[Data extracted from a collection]
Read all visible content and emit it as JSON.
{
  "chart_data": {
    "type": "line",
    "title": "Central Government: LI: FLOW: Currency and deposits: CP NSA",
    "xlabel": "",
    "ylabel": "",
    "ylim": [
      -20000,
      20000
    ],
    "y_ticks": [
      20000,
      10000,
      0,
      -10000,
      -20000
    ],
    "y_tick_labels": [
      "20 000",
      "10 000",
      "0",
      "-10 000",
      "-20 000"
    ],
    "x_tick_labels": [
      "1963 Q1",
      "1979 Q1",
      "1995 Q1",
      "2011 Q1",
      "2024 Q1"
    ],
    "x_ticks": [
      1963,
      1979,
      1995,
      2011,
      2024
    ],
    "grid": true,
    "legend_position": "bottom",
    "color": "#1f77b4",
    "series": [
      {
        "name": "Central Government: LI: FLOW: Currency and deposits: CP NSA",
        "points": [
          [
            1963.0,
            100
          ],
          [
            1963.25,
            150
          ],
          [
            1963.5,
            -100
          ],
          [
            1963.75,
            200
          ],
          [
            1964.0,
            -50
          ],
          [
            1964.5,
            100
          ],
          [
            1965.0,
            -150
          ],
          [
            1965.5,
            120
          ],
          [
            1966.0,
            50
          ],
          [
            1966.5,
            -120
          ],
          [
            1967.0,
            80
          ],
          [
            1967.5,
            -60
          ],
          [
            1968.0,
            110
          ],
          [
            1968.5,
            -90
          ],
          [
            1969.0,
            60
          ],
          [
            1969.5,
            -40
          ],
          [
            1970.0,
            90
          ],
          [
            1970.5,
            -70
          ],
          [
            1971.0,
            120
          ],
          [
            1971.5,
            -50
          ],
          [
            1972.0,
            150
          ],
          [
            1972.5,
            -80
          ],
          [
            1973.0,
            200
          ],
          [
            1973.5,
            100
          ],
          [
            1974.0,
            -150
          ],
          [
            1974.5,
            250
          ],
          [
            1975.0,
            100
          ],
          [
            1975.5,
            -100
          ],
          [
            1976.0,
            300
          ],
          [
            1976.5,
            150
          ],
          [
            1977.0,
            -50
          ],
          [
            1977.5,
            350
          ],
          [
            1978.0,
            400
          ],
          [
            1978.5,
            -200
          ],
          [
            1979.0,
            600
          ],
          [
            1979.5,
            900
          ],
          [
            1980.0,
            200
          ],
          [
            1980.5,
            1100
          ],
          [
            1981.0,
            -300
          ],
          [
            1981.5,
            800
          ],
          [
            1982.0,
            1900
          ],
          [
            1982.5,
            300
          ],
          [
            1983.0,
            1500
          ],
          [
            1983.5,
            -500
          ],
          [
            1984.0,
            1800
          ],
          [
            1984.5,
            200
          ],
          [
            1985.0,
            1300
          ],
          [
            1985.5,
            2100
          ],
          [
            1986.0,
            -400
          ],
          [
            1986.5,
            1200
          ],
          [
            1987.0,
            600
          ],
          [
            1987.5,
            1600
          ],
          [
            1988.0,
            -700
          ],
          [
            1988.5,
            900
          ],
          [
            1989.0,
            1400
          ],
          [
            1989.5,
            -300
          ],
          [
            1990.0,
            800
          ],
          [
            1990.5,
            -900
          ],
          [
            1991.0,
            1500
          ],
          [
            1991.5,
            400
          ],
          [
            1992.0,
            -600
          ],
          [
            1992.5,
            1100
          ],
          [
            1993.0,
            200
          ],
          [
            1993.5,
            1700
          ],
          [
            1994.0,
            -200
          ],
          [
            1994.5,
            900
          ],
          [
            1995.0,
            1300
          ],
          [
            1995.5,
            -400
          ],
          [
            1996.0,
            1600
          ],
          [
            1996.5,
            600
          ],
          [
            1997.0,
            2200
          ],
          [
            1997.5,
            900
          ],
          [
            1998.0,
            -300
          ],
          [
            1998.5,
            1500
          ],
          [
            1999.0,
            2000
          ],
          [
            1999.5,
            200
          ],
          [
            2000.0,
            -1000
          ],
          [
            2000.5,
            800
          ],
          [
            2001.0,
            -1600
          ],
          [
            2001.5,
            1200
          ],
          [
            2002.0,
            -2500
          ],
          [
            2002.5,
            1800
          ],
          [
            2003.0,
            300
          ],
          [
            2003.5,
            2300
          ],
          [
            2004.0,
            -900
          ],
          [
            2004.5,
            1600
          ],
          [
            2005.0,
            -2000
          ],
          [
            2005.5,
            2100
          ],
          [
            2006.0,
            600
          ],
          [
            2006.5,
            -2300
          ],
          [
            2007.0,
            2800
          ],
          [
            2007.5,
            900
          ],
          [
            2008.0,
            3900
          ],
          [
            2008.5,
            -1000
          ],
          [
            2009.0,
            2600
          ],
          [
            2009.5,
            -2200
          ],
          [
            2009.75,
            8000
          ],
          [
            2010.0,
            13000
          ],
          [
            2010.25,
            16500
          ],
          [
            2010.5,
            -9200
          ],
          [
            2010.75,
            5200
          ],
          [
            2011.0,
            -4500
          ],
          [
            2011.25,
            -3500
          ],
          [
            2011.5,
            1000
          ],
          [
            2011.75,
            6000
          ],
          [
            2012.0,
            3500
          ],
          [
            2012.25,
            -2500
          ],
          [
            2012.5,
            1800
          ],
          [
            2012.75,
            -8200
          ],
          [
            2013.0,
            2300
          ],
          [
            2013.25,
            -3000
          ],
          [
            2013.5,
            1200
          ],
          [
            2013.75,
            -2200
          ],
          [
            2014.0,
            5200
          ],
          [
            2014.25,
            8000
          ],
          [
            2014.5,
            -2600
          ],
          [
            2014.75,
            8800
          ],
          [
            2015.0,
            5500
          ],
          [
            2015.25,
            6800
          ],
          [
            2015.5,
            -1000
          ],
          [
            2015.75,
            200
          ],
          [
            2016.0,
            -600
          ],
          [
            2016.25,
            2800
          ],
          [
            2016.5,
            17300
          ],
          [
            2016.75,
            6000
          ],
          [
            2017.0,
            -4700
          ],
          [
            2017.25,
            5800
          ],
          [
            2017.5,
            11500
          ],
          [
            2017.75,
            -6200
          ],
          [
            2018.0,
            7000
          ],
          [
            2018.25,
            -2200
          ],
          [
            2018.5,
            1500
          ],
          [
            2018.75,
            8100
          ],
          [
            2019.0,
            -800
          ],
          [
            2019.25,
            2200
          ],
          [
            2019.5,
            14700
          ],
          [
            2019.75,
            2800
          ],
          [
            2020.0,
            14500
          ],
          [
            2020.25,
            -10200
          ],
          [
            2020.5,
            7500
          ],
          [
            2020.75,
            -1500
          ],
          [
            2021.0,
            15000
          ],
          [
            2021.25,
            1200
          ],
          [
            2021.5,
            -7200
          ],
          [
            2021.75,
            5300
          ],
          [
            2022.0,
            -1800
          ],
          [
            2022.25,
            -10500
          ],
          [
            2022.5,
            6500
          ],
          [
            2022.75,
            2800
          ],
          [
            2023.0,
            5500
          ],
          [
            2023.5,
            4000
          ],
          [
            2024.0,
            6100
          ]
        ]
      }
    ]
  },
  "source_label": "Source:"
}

TASK INSTRUCTIONS. Only the number is wanted: how many lines in the preceding entries hold the string "Currency"?

FINAL ANSWER. 2